:: WHAT YOU HAVE TO DO ::
Select lines where the word "color" appears.

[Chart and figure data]
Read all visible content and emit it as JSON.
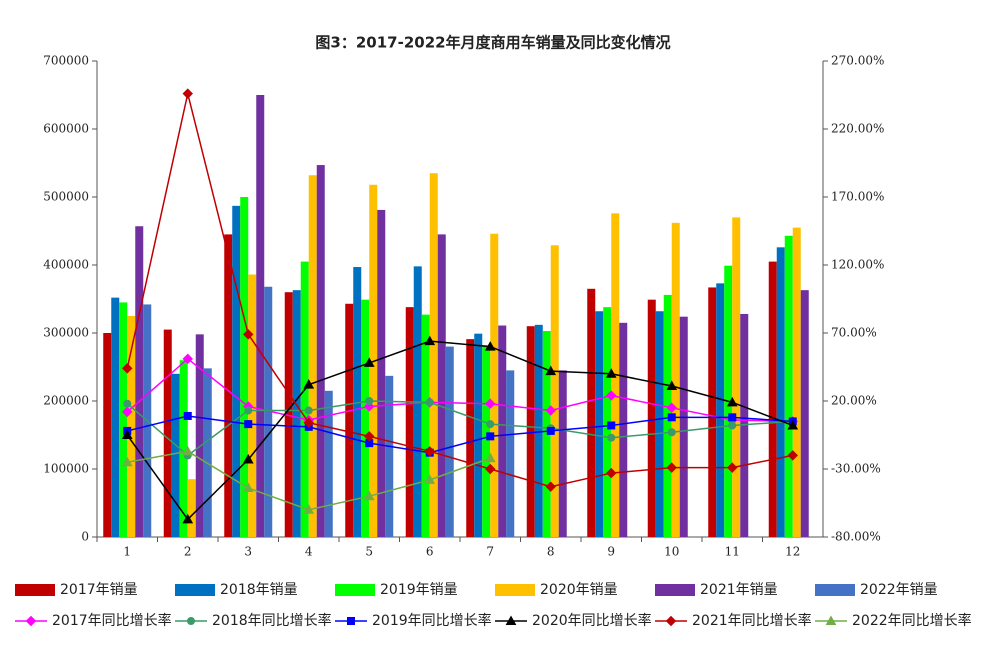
{
  "chart_data": {
    "type": "bar-line",
    "title": "图3：2017-2022年月度商用车销量及同比变化情况",
    "categories": [
      "1",
      "2",
      "3",
      "4",
      "5",
      "6",
      "7",
      "8",
      "9",
      "10",
      "11",
      "12"
    ],
    "ylim": [
      0,
      700000
    ],
    "yticks": [
      0,
      100000,
      200000,
      300000,
      400000,
      500000,
      600000,
      700000
    ],
    "y2lim": [
      -80,
      270
    ],
    "y2ticks": [
      {
        "value": -80,
        "label": "-80.00%"
      },
      {
        "value": -30,
        "label": "-30.00%"
      },
      {
        "value": 20,
        "label": "20.00%"
      },
      {
        "value": 70,
        "label": "70.00%"
      },
      {
        "value": 120,
        "label": "120.00%"
      },
      {
        "value": 170,
        "label": "170.00%"
      },
      {
        "value": 220,
        "label": "220.00%"
      },
      {
        "value": 270,
        "label": "270.00%"
      }
    ],
    "grid": false,
    "legend": "bottom",
    "series": [
      {
        "name": "2017年销量",
        "type": "bar",
        "color": "#c00000",
        "values": [
          300000,
          305000,
          445000,
          360000,
          343000,
          338000,
          291000,
          310000,
          365000,
          349000,
          367000,
          405000
        ]
      },
      {
        "name": "2018年销量",
        "type": "bar",
        "color": "#0070c0",
        "values": [
          352000,
          240000,
          487000,
          363000,
          397000,
          398000,
          299000,
          312000,
          332000,
          332000,
          373000,
          426000
        ]
      },
      {
        "name": "2019年销量",
        "type": "bar",
        "color": "#00ff00",
        "values": [
          345000,
          260000,
          500000,
          405000,
          349000,
          327000,
          282000,
          303000,
          338000,
          356000,
          399000,
          443000
        ]
      },
      {
        "name": "2020年销量",
        "type": "bar",
        "color": "#ffc000",
        "values": [
          325000,
          85000,
          386000,
          532000,
          518000,
          535000,
          446000,
          429000,
          476000,
          462000,
          470000,
          455000
        ]
      },
      {
        "name": "2021年销量",
        "type": "bar",
        "color": "#7030a0",
        "values": [
          457000,
          298000,
          650000,
          547000,
          481000,
          445000,
          311000,
          245000,
          315000,
          324000,
          328000,
          363000
        ]
      },
      {
        "name": "2022年销量",
        "type": "bar",
        "color": "#4472c4",
        "values": [
          342000,
          248000,
          368000,
          215000,
          237000,
          280000,
          245000,
          null,
          null,
          null,
          null,
          null
        ]
      },
      {
        "name": "2017年同比增长率",
        "type": "line",
        "axis": "y2",
        "marker": "diamond",
        "color": "#ff00ff",
        "values": [
          12,
          51,
          16,
          6,
          16,
          19,
          18,
          13,
          24,
          15,
          6,
          5
        ]
      },
      {
        "name": "2018年同比增长率",
        "type": "line",
        "axis": "y2",
        "marker": "circle",
        "color": "#3a9a6a",
        "values": [
          18,
          -20,
          13,
          13,
          20,
          19,
          3,
          0,
          -7,
          -3,
          2,
          5
        ]
      },
      {
        "name": "2019年同比增长率",
        "type": "line",
        "axis": "y2",
        "marker": "square",
        "color": "#0000ff",
        "values": [
          -2,
          9,
          3,
          1,
          -11,
          -18,
          -6,
          -2,
          2,
          8,
          8,
          5
        ]
      },
      {
        "name": "2020年同比增长率",
        "type": "line",
        "axis": "y2",
        "marker": "triangle",
        "color": "#000000",
        "values": [
          -5,
          -67,
          -23,
          32,
          48,
          64,
          60,
          42,
          40,
          31,
          19,
          2
        ]
      },
      {
        "name": "2021年同比增长率",
        "type": "line",
        "axis": "y2",
        "marker": "diamond",
        "color": "#c00000",
        "values": [
          44,
          246,
          69,
          4,
          -6,
          -17,
          -30,
          -43,
          -33,
          -29,
          -29,
          -20
        ]
      },
      {
        "name": "2022年同比增长率",
        "type": "line",
        "axis": "y2",
        "marker": "triangle",
        "color": "#70ad47",
        "values": [
          -25,
          -17,
          -44,
          -60,
          -50,
          -38,
          -22,
          null,
          null,
          null,
          null,
          null
        ]
      }
    ]
  }
}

:: ANSWER TO THIS TASK ::
        "color": "#c00000",
        "color": "#0070c0",
        "color": "#00ff00",
        "color": "#ffc000",
        "color": "#7030a0",
        "color": "#4472c4",
        "color": "#ff00ff",
        "color": "#3a9a6a",
        "color": "#0000ff",
        "color": "#000000",
        "color": "#c00000",
        "color": "#70ad47",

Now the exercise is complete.